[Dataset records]
━━━━━━━━━━━━━━━━━━━━

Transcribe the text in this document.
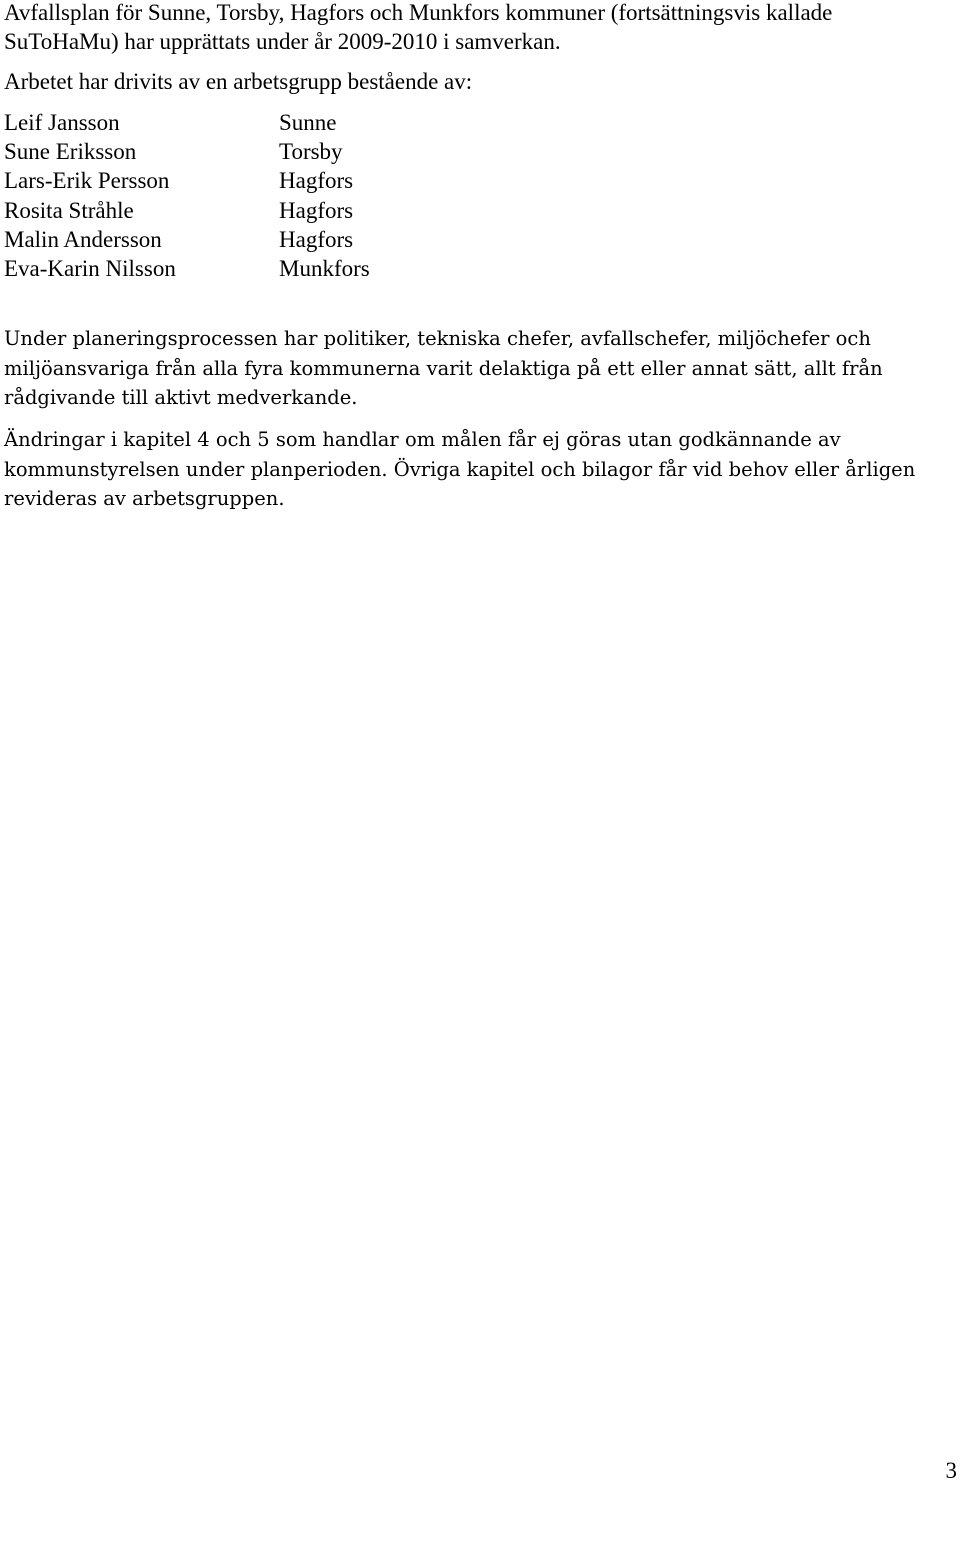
Avfallsplan för Sunne, Torsby, Hagfors och Munkfors kommuner (fortsättningsvis kallade
SuToHaMu) har upprättats under år 2009-2010 i samverkan.
Arbetet har drivits av en arbetsgrupp bestående av:
Leif Jansson	Sunne
Sune Eriksson	Torsby
Lars-Erik Persson	Hagfors
Rosita Stråhle	Hagfors
Malin Andersson	Hagfors
Eva-Karin Nilsson	Munkfors
Under planeringsprocessen har politiker, tekniska chefer, avfallschefer, miljöchefer och
miljöansvariga från alla fyra kommunerna varit delaktiga på ett eller annat sätt, allt från
rådgivande till aktivt medverkande.
Ändringar i kapitel 4 och 5 som handlar om målen får ej göras utan godkännande av
kommunstyrelsen under planperioden. Övriga kapitel och bilagor får vid behov eller årligen
revideras av arbetsgruppen.
3
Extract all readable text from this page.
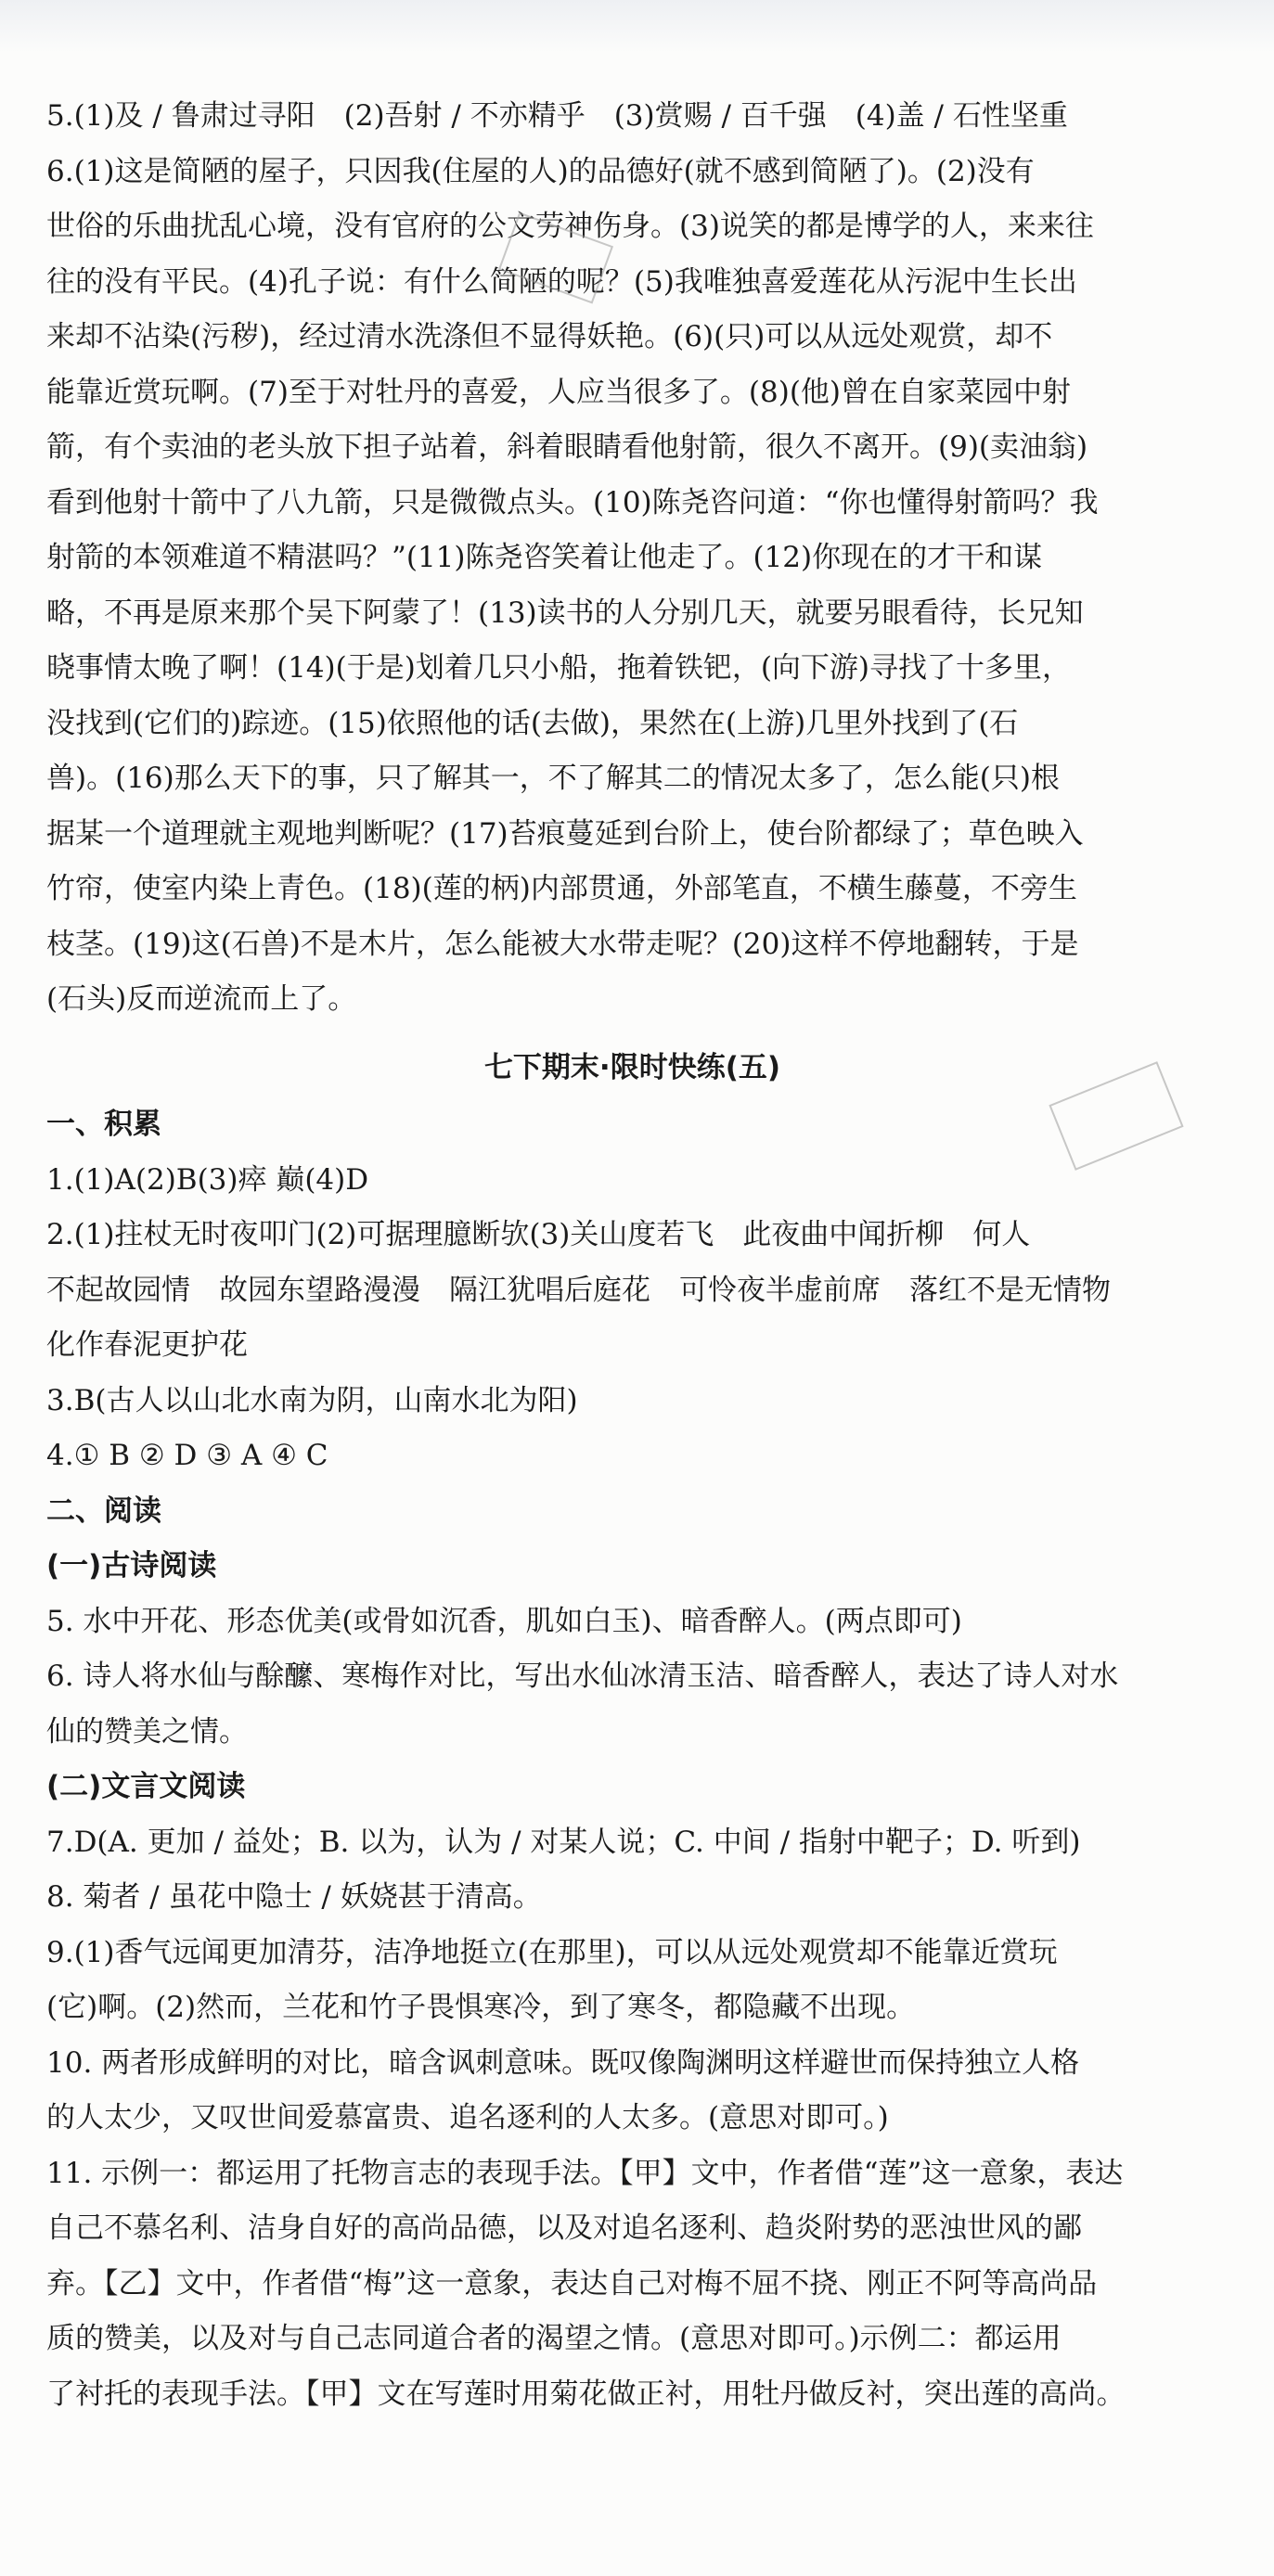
5.(1)及 / 鲁肃过寻阳　(2)吾射 / 不亦精乎　(3)赏赐 / 百千强　(4)盖 / 石性坚重
6.(1)这是简陋的屋子，只因我(住屋的人)的品德好(就不感到简陋了)。(2)没有
世俗的乐曲扰乱心境，没有官府的公文劳神伤身。(3)说笑的都是博学的人，来来往
往的没有平民。(4)孔子说：有什么简陋的呢？(5)我唯独喜爱莲花从污泥中生长出
来却不沾染(污秽)，经过清水洗涤但不显得妖艳。(6)(只)可以从远处观赏，却不
能靠近赏玩啊。(7)至于对牡丹的喜爱，人应当很多了。(8)(他)曾在自家菜园中射
箭，有个卖油的老头放下担子站着，斜着眼睛看他射箭，很久不离开。(9)(卖油翁)
看到他射十箭中了八九箭，只是微微点头。(10)陈尧咨问道：“你也懂得射箭吗？我
射箭的本领难道不精湛吗？”(11)陈尧咨笑着让他走了。(12)你现在的才干和谋
略，不再是原来那个吴下阿蒙了！(13)读书的人分别几天，就要另眼看待，长兄知
晓事情太晚了啊！(14)(于是)划着几只小船，拖着铁钯，(向下游)寻找了十多里，
没找到(它们的)踪迹。(15)依照他的话(去做)，果然在(上游)几里外找到了(石
兽)。(16)那么天下的事，只了解其一，不了解其二的情况太多了，怎么能(只)根
据某一个道理就主观地判断呢？(17)苔痕蔓延到台阶上，使台阶都绿了；草色映入
竹帘，使室内染上青色。(18)(莲的柄)内部贯通，外部笔直，不横生藤蔓，不旁生
枝茎。(19)这(石兽)不是木片，怎么能被大水带走呢？(20)这样不停地翻转，于是
(石头)反而逆流而上了。
七下期末·限时快练(五)
一、积累
1.(1)A(2)B(3)瘁 巅(4)D
2.(1)拄杖无时夜叩门(2)可据理臆断欤(3)关山度若飞　此夜曲中闻折柳　何人
不起故园情　故园东望路漫漫　隔江犹唱后庭花　可怜夜半虚前席　落红不是无情物
化作春泥更护花
3.B(古人以山北水南为阴，山南水北为阳)
4.① B ② D ③ A ④ C
二、阅读
(一)古诗阅读
5. 水中开花、形态优美(或骨如沉香，肌如白玉)、暗香醉人。(两点即可)
6. 诗人将水仙与酴醿、寒梅作对比，写出水仙冰清玉洁、暗香醉人，表达了诗人对水
仙的赞美之情。
(二)文言文阅读
7.D(A. 更加 / 益处；B. 以为，认为 / 对某人说；C. 中间 / 指射中靶子；D. 听到)
8. 菊者 / 虽花中隐士 / 妖娆甚于清高。
9.(1)香气远闻更加清芬，洁净地挺立(在那里)，可以从远处观赏却不能靠近赏玩
(它)啊。(2)然而，兰花和竹子畏惧寒冷，到了寒冬，都隐藏不出现。
10. 两者形成鲜明的对比，暗含讽刺意味。既叹像陶渊明这样避世而保持独立人格
的人太少，又叹世间爱慕富贵、追名逐利的人太多。(意思对即可。)
11. 示例一：都运用了托物言志的表现手法。【甲】文中，作者借“莲”这一意象，表达
自己不慕名利、洁身自好的高尚品德，以及对追名逐利、趋炎附势的恶浊世风的鄙
弃。【乙】文中，作者借“梅”这一意象，表达自己对梅不屈不挠、刚正不阿等高尚品
质的赞美，以及对与自己志同道合者的渴望之情。(意思对即可。)示例二：都运用
了衬托的表现手法。【甲】文在写莲时用菊花做正衬，用牡丹做反衬，突出莲的高尚。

━━━━━━━━━━━━━━━━━━━━

▶ Written instruction
Transcribe all of the records above character for character. Exclude the pictures.

▶ Reply
Transcribe the text in this document.
Avfallsplan för Sunne, Torsby, Hagfors och Munkfors kommuner (fortsättningsvis kallade
SuToHaMu) har upprättats under år 2009-2010 i samverkan.
Arbetet har drivits av en arbetsgrupp bestående av:
Leif Jansson	Sunne
Sune Eriksson	Torsby
Lars-Erik Persson	Hagfors
Rosita Stråhle	Hagfors
Malin Andersson	Hagfors
Eva-Karin Nilsson	Munkfors
Under planeringsprocessen har politiker, tekniska chefer, avfallschefer, miljöchefer och
miljöansvariga från alla fyra kommunerna varit delaktiga på ett eller annat sätt, allt från
rådgivande till aktivt medverkande.
Ändringar i kapitel 4 och 5 som handlar om målen får ej göras utan godkännande av
kommunstyrelsen under planperioden. Övriga kapitel och bilagor får vid behov eller årligen
revideras av arbetsgruppen.
3
Extract all readable text from this page.
5.(1)及 / 鲁肃过寻阳　(2)吾射 / 不亦精乎　(3)赏赐 / 百千强　(4)盖 / 石性坚重
6.(1)这是简陋的屋子，只因我(住屋的人)的品德好(就不感到简陋了)。(2)没有
世俗的乐曲扰乱心境，没有官府的公文劳神伤身。(3)说笑的都是博学的人，来来往
往的没有平民。(4)孔子说：有什么简陋的呢？(5)我唯独喜爱莲花从污泥中生长出
来却不沾染(污秽)，经过清水洗涤但不显得妖艳。(6)(只)可以从远处观赏，却不
能靠近赏玩啊。(7)至于对牡丹的喜爱，人应当很多了。(8)(他)曾在自家菜园中射
箭，有个卖油的老头放下担子站着，斜着眼睛看他射箭，很久不离开。(9)(卖油翁)
看到他射十箭中了八九箭，只是微微点头。(10)陈尧咨问道：“你也懂得射箭吗？我
射箭的本领难道不精湛吗？”(11)陈尧咨笑着让他走了。(12)你现在的才干和谋
略，不再是原来那个吴下阿蒙了！(13)读书的人分别几天，就要另眼看待，长兄知
晓事情太晚了啊！(14)(于是)划着几只小船，拖着铁钯，(向下游)寻找了十多里，
没找到(它们的)踪迹。(15)依照他的话(去做)，果然在(上游)几里外找到了(石
兽)。(16)那么天下的事，只了解其一，不了解其二的情况太多了，怎么能(只)根
据某一个道理就主观地判断呢？(17)苔痕蔓延到台阶上，使台阶都绿了；草色映入
竹帘，使室内染上青色。(18)(莲的柄)内部贯通，外部笔直，不横生藤蔓，不旁生
枝茎。(19)这(石兽)不是木片，怎么能被大水带走呢？(20)这样不停地翻转，于是
(石头)反而逆流而上了。
七下期末·限时快练(五)
一、积累
1.(1)A(2)B(3)瘁 巅(4)D
2.(1)拄杖无时夜叩门(2)可据理臆断欤(3)关山度若飞　此夜曲中闻折柳　何人
不起故园情　故园东望路漫漫　隔江犹唱后庭花　可怜夜半虚前席　落红不是无情物
化作春泥更护花
3.B(古人以山北水南为阴，山南水北为阳)
4.① B ② D ③ A ④ C
二、阅读
(一)古诗阅读
5. 水中开花、形态优美(或骨如沉香，肌如白玉)、暗香醉人。(两点即可)
6. 诗人将水仙与酴醿、寒梅作对比，写出水仙冰清玉洁、暗香醉人，表达了诗人对水
仙的赞美之情。
(二)文言文阅读
7.D(A. 更加 / 益处；B. 以为，认为 / 对某人说；C. 中间 / 指射中靶子；D. 听到)
8. 菊者 / 虽花中隐士 / 妖娆甚于清高。
9.(1)香气远闻更加清芬，洁净地挺立(在那里)，可以从远处观赏却不能靠近赏玩
(它)啊。(2)然而，兰花和竹子畏惧寒冷，到了寒冬，都隐藏不出现。
10. 两者形成鲜明的对比，暗含讽刺意味。既叹像陶渊明这样避世而保持独立人格
的人太少，又叹世间爱慕富贵、追名逐利的人太多。(意思对即可。)
11. 示例一：都运用了托物言志的表现手法。【甲】文中，作者借“莲”这一意象，表达
自己不慕名利、洁身自好的高尚品德，以及对追名逐利、趋炎附势的恶浊世风的鄙
弃。【乙】文中，作者借“梅”这一意象，表达自己对梅不屈不挠、刚正不阿等高尚品
质的赞美，以及对与自己志同道合者的渴望之情。(意思对即可。)示例二：都运用
了衬托的表现手法。【甲】文在写莲时用菊花做正衬，用牡丹做反衬，突出莲的高尚。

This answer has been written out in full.